• **Supplied text**
-----

The discovery that the Universe is expanding posed two fundamental questions: How did it start?and Will it stop?

 

If the universe is expanding, the more time elapses, the bigger the universe becomes and the further apart the bodies occupying the universe. But what if we do a thought experiment where we imagine that the clock is running backwards and the universe is shrinking? If the trend continues indefinitely, once we have rewound the universe as far as it will go and the clock reads zero, all the contents of the universe have converged on a single point of zero breadth, width and height – the Singularity (Or primeval atom as George Le Maitre who first conceived of the notion, before Hubble had provided the evidence, would have it). Now if the universe is run forwards from this point, all the contents of the universe explode out from the Singularity to fill an ever increasing volume. This is the Big Bang.

 

The idea that the entire Universe once occupied an infinitesimal point seems frankly ludicrous, so it is worth looking both at the evidence that supports the Big Bang Theory and some of the Physics that explains how such extreme conditions could be possible.

 

The expanding Universe must have started in a small confined volume and then exploded outwards. Beyond this, the evidence for the Big Bang theory is that radiation from space (Cosmic Microwave Background Radiation) is at the same intensity in any part of the universe which means that all the universe was once at the same temperature, strongly inferring that it all came from the same place!

-----

• **Exercise data**
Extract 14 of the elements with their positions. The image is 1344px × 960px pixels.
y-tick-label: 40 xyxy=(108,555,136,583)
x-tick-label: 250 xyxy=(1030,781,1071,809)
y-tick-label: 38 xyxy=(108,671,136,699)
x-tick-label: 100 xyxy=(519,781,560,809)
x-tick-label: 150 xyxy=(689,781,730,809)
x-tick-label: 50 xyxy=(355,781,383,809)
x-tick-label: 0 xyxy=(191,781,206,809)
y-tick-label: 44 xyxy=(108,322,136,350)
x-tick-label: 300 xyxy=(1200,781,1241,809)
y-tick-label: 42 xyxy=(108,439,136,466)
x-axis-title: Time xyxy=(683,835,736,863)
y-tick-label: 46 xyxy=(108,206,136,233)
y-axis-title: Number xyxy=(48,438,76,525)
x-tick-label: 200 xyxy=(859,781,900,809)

-----

• **Exercise brief**
Reproduce the stretch of the passage on the expanding universe above from "The idea that" through "the same place!", with no changes.

• **Answer area**
The idea that the entire Universe once occupied an infinitesimal point seems frankly ludicrous, so it is worth looking both at the evidence that supports the Big Bang Theory and some of the Physics that explains how such extreme conditions could be possible.

 

The expanding Universe must have started in a small confined volume and then exploded outwards. Beyond this, the evidence for the Big Bang theory is that radiation from space (Cosmic Microwave Background Radiation) is at the same intensity in any part of the universe which means that all the universe was once at the same temperature, strongly inferring that it all came from the same place!